-- Start Raw data --

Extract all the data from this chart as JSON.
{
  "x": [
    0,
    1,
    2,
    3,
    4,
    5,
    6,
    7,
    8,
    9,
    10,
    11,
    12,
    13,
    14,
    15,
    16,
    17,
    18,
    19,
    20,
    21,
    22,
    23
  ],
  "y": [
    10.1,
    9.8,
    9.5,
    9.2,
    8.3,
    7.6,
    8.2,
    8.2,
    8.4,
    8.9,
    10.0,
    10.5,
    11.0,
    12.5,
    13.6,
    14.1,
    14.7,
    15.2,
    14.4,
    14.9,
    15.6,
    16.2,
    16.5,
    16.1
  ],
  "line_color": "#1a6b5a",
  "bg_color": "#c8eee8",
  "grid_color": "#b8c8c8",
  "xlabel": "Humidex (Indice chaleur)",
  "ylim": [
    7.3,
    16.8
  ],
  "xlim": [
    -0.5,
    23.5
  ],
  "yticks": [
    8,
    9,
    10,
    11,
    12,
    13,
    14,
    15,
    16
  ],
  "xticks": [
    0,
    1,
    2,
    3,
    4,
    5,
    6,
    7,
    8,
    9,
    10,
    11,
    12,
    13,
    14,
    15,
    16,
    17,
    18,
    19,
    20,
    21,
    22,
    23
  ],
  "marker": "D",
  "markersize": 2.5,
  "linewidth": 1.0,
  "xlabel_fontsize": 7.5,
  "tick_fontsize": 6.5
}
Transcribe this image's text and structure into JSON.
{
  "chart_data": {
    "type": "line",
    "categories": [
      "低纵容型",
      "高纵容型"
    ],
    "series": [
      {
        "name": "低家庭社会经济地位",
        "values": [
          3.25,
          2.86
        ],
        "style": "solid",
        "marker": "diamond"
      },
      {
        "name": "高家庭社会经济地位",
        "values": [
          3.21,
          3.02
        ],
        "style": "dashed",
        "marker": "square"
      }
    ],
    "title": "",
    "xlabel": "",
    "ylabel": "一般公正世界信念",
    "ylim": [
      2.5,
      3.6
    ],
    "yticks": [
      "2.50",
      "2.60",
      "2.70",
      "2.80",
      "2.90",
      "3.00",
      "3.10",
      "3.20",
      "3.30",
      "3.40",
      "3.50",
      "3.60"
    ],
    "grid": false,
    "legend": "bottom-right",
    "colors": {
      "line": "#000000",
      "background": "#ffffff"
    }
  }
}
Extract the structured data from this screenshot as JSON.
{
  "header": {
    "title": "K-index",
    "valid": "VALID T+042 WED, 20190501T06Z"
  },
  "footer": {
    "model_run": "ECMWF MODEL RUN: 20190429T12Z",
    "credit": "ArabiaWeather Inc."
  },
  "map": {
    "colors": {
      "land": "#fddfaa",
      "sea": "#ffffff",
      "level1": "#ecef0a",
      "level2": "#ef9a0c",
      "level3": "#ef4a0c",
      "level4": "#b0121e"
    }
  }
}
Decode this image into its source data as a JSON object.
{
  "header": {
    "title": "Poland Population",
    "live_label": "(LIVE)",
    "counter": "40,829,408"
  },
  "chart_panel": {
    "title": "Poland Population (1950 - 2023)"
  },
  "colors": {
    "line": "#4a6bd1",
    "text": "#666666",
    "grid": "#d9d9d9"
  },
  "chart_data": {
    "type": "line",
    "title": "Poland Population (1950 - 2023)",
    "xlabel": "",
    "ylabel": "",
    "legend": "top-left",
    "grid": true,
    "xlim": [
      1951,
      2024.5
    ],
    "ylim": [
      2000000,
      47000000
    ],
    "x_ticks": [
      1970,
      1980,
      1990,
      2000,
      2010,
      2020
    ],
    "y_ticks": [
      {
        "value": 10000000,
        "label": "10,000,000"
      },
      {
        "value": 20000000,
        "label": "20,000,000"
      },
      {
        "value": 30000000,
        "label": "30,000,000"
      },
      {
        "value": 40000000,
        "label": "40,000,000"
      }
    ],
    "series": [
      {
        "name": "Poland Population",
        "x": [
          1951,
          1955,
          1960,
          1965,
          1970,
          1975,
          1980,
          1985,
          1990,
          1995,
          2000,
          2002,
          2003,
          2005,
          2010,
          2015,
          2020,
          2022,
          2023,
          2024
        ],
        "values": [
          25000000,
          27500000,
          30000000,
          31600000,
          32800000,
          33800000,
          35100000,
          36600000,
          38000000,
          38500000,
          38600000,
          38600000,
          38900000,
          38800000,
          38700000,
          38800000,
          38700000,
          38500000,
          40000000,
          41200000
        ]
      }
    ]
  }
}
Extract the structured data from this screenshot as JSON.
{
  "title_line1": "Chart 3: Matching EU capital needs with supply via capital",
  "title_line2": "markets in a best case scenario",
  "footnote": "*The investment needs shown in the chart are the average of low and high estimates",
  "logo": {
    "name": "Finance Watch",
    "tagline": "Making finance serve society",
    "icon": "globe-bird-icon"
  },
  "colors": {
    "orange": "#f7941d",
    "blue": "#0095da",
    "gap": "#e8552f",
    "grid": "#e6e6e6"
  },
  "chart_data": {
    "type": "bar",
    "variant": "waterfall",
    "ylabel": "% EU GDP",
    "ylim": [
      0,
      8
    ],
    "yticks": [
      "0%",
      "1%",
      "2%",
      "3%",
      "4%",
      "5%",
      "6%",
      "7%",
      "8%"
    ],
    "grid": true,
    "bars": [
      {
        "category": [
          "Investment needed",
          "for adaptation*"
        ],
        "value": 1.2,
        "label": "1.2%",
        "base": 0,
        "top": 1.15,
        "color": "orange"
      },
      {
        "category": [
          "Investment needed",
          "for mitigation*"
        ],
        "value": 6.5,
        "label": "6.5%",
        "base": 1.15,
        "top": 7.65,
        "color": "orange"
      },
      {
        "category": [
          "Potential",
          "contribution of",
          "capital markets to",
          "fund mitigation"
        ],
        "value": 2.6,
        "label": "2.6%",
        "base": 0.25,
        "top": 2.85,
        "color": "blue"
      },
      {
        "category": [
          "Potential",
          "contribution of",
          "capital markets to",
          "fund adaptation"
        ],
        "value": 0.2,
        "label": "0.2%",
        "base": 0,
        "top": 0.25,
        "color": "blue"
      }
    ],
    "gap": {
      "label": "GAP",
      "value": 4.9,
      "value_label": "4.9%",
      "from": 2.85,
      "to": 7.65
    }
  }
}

-- End Raw data --

- [Stated problem]
Count the lines in the records above that contain the word "from", and give only the number.

- [Solution for this problem]
4